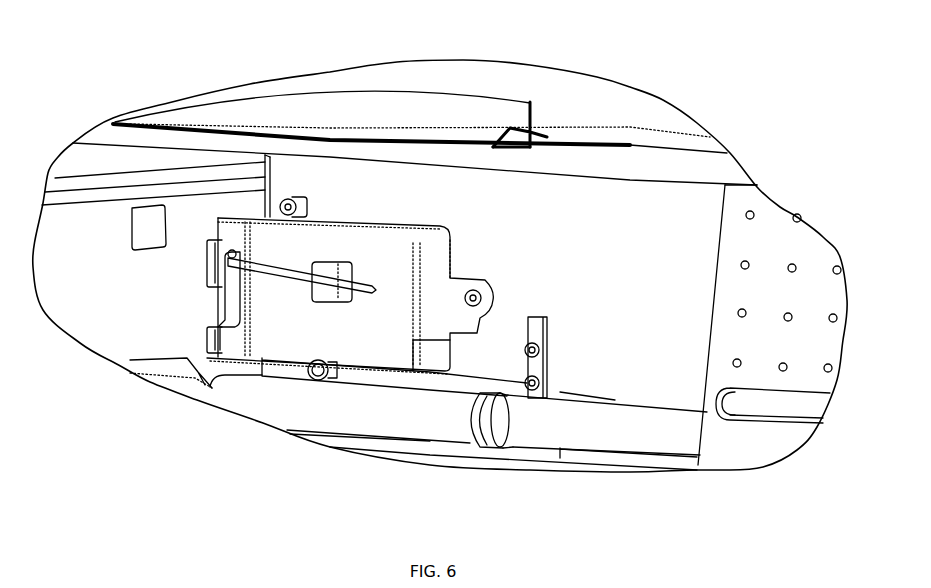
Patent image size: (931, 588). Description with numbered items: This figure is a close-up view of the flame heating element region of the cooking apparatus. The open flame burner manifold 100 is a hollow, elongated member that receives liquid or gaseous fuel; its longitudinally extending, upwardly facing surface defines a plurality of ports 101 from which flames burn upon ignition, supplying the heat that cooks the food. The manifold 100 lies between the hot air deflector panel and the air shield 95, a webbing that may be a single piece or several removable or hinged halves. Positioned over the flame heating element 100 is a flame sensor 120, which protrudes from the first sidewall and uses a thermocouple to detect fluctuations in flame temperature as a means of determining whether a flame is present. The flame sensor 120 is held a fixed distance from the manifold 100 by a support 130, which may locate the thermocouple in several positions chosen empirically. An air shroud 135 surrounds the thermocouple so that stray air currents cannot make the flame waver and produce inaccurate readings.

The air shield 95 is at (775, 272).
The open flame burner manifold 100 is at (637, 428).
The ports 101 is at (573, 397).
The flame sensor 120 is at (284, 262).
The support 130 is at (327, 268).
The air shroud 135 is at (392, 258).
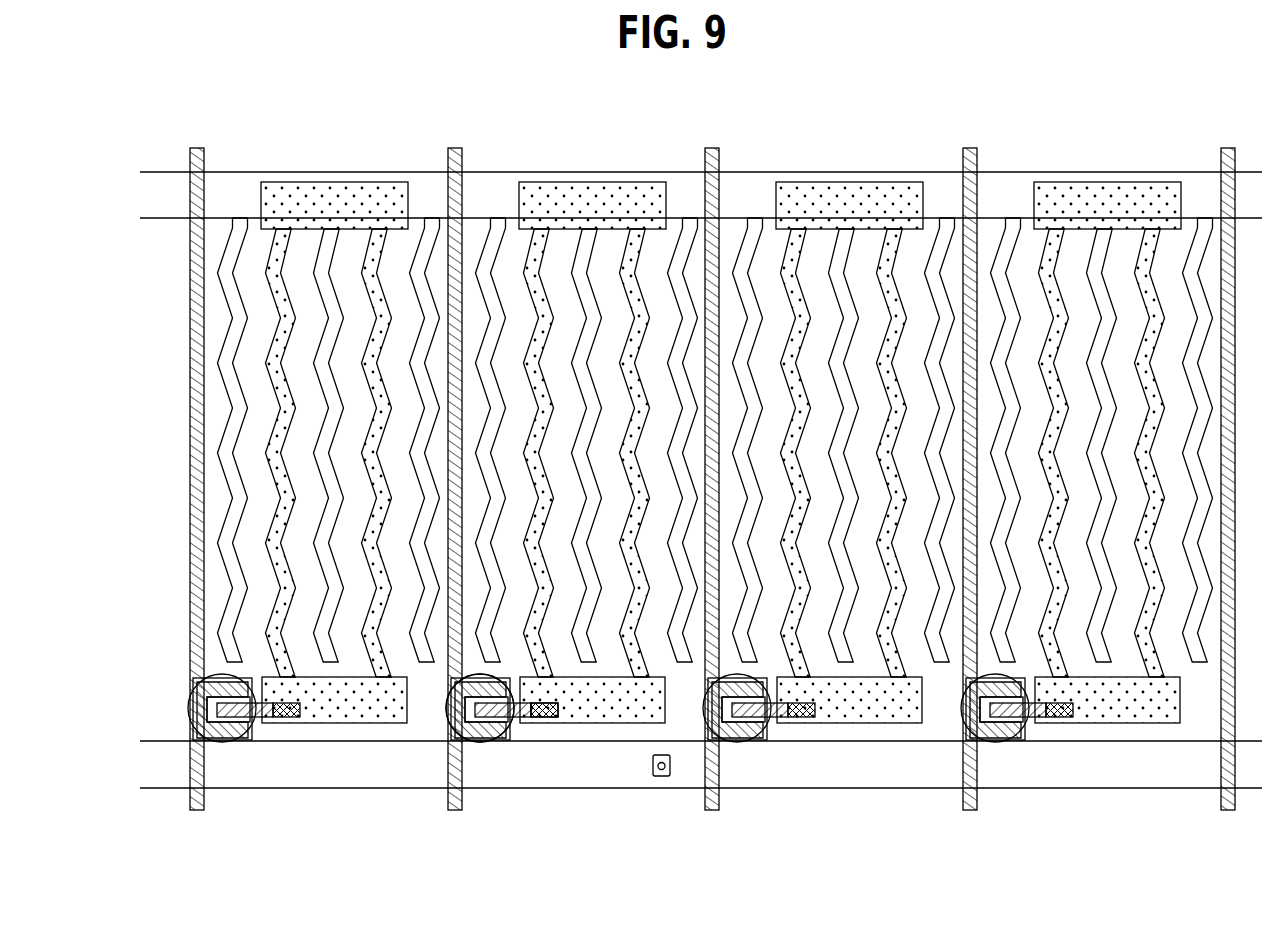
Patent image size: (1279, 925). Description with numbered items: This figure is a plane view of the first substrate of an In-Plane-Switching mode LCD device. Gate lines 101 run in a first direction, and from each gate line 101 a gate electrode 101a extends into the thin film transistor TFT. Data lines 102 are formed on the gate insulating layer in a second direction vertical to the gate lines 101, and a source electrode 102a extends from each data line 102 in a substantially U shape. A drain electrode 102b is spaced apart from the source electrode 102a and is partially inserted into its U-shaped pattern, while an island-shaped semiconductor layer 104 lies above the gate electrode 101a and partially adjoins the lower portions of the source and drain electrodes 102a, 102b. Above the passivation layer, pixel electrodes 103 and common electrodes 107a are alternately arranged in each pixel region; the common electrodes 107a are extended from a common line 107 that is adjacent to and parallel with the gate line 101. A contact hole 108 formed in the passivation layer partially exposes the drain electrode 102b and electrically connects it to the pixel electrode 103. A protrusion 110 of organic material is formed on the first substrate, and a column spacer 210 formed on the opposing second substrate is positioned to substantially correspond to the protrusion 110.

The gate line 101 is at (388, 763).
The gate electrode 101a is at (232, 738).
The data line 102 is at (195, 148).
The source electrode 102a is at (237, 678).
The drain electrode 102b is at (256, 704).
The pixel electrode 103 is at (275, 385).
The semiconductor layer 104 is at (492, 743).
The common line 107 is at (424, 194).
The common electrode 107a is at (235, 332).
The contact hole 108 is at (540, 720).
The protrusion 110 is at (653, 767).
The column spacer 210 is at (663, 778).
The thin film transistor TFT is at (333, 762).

________

- **STATED GOAL**: Print all of the data above line for line, with no changes, but leave out the pictures.

- **EXERCISE SOLUTION**:
Patent image size: (931, 588). Description with numbered items: This figure is a close-up view of the flame heating element region of the cooking apparatus. The open flame burner manifold 100 is a hollow, elongated member that receives liquid or gaseous fuel; its longitudinally extending, upwardly facing surface defines a plurality of ports 101 from which flames burn upon ignition, supplying the heat that cooks the food. The manifold 100 lies between the hot air deflector panel and the air shield 95, a webbing that may be a single piece or several removable or hinged halves. Positioned over the flame heating element 100 is a flame sensor 120, which protrudes from the first sidewall and uses a thermocouple to detect fluctuations in flame temperature as a means of determining whether a flame is present. The flame sensor 120 is held a fixed distance from the manifold 100 by a support 130, which may locate the thermocouple in several positions chosen empirically. An air shroud 135 surrounds the thermocouple so that stray air currents cannot make the flame waver and produce inaccurate readings.

The air shield 95 is at (775, 272).
The open flame burner manifold 100 is at (637, 428).
The ports 101 is at (573, 397).
The flame sensor 120 is at (284, 262).
The support 130 is at (327, 268).
The air shroud 135 is at (392, 258).
Patent image size: (1279, 925). Description with numbered items: This figure is a plane view of the first substrate of an In-Plane-Switching mode LCD device. Gate lines 101 run in a first direction, and from each gate line 101 a gate electrode 101a extends into the thin film transistor TFT. Data lines 102 are formed on the gate insulating layer in a second direction vertical to the gate lines 101, and a source electrode 102a extends from each data line 102 in a substantially U shape. A drain electrode 102b is spaced apart from the source electrode 102a and is partially inserted into its U-shaped pattern, while an island-shaped semiconductor layer 104 lies above the gate electrode 101a and partially adjoins the lower portions of the source and drain electrodes 102a, 102b. Above the passivation layer, pixel electrodes 103 and common electrodes 107a are alternately arranged in each pixel region; the common electrodes 107a are extended from a common line 107 that is adjacent to and parallel with the gate line 101. A contact hole 108 formed in the passivation layer partially exposes the drain electrode 102b and electrically connects it to the pixel electrode 103. A protrusion 110 of organic material is formed on the first substrate, and a column spacer 210 formed on the opposing second substrate is positioned to substantially correspond to the protrusion 110.

The gate line 101 is at (388, 763).
The gate electrode 101a is at (232, 738).
The data line 102 is at (195, 148).
The source electrode 102a is at (237, 678).
The drain electrode 102b is at (256, 704).
The pixel electrode 103 is at (275, 385).
The semiconductor layer 104 is at (492, 743).
The common line 107 is at (424, 194).
The common electrode 107a is at (235, 332).
The contact hole 108 is at (540, 720).
The protrusion 110 is at (653, 767).
The column spacer 210 is at (663, 778).
The thin film transistor TFT is at (333, 762).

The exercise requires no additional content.